> **DESCRIPTION OF THE TASK**
Across all the lines below, how many contain the string "text"? Please reply with the number only.
-------- EXCERPTED RECORDS --------
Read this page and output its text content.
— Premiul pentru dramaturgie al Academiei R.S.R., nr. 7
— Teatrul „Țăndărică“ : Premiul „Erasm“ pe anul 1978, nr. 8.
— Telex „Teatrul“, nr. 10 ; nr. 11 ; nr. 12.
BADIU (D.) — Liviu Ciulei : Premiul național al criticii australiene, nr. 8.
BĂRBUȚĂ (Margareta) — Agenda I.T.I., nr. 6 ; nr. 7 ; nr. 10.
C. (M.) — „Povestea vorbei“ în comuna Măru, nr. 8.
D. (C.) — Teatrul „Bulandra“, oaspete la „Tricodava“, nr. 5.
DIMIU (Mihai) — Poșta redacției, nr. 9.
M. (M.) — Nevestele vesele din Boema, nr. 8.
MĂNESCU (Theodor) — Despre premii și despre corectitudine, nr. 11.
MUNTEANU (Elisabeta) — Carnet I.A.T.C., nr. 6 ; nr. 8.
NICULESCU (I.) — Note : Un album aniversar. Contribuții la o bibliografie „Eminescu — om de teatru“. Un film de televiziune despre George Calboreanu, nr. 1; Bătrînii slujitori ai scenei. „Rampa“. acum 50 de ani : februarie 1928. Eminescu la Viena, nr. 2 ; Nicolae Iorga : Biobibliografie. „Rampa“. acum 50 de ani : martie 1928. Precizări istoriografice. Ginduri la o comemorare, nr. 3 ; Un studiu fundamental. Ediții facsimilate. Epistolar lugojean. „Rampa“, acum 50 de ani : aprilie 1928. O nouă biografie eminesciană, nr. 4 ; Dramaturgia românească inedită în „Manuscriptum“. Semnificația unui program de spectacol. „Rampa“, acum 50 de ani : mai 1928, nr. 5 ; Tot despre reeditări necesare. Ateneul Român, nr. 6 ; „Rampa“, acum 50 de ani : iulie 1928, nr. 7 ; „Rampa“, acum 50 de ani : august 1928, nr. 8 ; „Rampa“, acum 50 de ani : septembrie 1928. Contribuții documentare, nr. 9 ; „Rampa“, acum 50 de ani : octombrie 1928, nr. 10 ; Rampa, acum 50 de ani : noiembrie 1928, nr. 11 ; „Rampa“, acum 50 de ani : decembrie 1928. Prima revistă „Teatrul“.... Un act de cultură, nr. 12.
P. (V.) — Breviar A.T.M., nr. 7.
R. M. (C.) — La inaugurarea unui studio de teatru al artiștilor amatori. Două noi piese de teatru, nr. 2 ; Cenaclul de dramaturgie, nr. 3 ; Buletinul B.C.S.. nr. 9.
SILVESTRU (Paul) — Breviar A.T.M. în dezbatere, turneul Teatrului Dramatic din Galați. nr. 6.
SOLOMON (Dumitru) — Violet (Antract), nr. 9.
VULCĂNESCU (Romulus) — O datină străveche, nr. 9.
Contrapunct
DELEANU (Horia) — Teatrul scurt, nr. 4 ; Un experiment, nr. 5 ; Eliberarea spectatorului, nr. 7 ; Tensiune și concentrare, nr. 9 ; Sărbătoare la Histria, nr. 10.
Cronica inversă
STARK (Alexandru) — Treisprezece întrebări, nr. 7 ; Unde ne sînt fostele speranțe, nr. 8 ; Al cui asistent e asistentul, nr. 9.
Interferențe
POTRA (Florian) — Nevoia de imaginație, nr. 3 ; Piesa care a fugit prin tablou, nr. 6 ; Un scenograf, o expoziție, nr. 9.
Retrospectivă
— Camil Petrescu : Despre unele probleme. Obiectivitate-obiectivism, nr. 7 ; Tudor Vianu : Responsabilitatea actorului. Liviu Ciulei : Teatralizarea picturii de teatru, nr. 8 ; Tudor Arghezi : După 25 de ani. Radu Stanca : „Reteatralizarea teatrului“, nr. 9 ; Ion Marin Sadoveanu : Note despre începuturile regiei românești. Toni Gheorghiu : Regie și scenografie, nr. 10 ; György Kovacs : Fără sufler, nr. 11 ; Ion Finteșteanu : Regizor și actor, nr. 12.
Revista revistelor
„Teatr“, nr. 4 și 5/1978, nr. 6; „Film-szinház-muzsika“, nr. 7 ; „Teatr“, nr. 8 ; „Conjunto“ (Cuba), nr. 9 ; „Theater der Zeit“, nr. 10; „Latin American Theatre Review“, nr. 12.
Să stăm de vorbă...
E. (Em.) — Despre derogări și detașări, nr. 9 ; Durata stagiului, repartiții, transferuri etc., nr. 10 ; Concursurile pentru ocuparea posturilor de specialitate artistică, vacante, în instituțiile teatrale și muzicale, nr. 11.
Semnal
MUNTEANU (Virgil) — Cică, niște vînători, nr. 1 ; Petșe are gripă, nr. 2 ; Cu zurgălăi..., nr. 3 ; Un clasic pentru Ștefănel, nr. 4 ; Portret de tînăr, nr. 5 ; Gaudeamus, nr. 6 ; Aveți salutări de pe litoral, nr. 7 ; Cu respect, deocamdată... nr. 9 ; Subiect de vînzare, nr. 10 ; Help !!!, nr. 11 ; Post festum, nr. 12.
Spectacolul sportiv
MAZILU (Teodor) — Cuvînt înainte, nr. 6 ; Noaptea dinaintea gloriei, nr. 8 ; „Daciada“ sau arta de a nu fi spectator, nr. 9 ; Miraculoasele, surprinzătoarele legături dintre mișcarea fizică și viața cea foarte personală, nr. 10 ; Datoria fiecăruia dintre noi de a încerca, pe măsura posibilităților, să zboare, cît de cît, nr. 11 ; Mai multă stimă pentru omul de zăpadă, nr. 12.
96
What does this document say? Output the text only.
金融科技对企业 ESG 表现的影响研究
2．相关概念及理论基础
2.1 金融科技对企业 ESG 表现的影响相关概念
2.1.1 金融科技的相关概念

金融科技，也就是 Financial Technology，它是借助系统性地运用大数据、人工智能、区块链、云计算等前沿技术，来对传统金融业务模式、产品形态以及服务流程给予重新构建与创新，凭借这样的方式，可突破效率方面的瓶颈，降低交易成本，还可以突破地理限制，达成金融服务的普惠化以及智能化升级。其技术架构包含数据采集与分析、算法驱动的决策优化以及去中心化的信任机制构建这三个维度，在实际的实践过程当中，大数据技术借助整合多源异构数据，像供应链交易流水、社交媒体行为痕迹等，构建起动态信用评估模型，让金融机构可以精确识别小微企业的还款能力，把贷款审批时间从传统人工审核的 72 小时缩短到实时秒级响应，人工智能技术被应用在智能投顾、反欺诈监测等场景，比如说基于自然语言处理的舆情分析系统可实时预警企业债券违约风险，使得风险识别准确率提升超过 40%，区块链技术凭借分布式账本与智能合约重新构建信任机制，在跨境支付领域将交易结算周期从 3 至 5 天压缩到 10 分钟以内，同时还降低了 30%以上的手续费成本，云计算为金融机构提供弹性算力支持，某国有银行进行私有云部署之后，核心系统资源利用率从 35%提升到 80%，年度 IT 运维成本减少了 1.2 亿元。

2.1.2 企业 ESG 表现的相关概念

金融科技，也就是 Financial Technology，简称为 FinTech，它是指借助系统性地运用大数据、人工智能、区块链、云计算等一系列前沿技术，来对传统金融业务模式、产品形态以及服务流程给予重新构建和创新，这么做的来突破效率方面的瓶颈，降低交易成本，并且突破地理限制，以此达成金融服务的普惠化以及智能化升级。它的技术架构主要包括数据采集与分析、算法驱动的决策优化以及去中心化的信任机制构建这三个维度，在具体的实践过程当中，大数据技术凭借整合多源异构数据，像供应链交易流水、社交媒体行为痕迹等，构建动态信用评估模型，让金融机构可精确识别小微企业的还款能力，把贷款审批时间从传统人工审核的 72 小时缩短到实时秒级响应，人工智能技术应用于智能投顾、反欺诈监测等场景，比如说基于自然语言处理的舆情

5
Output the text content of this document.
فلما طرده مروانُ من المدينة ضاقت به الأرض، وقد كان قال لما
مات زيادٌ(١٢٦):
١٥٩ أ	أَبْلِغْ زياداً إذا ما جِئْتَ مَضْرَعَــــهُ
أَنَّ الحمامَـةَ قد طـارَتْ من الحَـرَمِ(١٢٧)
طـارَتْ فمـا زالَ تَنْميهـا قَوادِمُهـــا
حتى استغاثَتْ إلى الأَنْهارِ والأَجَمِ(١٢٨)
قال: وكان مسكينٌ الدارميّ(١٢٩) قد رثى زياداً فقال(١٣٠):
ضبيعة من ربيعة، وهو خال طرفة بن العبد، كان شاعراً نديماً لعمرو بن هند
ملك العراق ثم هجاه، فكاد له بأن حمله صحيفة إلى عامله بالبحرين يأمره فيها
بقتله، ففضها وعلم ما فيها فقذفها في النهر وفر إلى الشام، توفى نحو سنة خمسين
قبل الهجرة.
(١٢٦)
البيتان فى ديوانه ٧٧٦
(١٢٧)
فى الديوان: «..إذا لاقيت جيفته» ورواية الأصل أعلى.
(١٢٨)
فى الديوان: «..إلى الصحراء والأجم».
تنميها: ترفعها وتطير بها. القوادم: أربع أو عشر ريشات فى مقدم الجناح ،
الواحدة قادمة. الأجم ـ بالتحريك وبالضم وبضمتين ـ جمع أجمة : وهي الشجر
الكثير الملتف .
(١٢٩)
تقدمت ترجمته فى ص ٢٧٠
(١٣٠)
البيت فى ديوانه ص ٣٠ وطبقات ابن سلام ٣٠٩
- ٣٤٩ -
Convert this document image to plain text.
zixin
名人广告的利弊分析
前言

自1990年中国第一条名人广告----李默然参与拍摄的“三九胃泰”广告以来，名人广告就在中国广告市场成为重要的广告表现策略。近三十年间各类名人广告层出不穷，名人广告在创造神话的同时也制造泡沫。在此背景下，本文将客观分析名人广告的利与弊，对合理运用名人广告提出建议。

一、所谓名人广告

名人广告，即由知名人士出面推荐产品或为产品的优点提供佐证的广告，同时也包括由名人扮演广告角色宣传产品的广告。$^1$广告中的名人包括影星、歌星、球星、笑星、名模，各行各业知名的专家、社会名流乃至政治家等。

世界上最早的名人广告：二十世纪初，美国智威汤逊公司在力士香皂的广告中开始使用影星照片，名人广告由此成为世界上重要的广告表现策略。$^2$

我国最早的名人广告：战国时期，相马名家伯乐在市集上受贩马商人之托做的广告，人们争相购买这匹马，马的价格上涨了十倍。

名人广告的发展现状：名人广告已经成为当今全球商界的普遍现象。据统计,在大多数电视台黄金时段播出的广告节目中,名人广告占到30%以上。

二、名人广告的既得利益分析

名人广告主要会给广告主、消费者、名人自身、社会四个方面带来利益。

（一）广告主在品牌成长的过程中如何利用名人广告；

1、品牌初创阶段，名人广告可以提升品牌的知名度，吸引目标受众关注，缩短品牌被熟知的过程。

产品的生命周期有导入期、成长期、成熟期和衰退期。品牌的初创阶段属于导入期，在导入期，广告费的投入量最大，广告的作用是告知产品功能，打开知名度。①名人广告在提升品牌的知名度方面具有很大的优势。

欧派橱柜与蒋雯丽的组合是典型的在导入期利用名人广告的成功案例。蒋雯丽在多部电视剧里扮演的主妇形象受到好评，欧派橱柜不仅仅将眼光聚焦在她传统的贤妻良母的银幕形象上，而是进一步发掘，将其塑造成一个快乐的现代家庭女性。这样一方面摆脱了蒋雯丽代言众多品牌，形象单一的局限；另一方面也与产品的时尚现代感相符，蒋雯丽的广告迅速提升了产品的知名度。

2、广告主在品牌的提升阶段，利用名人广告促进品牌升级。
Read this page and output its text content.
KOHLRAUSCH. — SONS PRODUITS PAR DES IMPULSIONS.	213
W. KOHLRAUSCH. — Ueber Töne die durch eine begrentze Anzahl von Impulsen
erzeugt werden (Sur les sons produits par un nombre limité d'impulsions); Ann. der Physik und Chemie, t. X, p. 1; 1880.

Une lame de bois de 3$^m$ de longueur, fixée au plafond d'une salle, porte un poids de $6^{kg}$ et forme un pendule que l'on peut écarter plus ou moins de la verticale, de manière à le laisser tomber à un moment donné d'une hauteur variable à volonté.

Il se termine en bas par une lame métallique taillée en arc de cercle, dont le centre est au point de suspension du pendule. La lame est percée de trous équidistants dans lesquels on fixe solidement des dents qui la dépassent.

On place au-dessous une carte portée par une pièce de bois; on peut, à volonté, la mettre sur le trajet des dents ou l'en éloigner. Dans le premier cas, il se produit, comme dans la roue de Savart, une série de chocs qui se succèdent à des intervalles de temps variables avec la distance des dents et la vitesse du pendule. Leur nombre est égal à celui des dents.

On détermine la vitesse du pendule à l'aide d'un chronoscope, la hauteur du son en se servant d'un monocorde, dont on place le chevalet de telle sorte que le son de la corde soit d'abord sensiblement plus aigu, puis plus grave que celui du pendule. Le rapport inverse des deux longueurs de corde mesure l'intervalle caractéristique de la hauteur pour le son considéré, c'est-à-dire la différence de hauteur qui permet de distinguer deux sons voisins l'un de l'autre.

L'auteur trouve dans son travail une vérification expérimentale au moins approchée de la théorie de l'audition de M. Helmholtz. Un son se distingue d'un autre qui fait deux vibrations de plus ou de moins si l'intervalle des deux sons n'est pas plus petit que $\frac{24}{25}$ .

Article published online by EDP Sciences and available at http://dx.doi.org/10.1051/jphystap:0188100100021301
--------
> **EXPECTED ANSWER**
5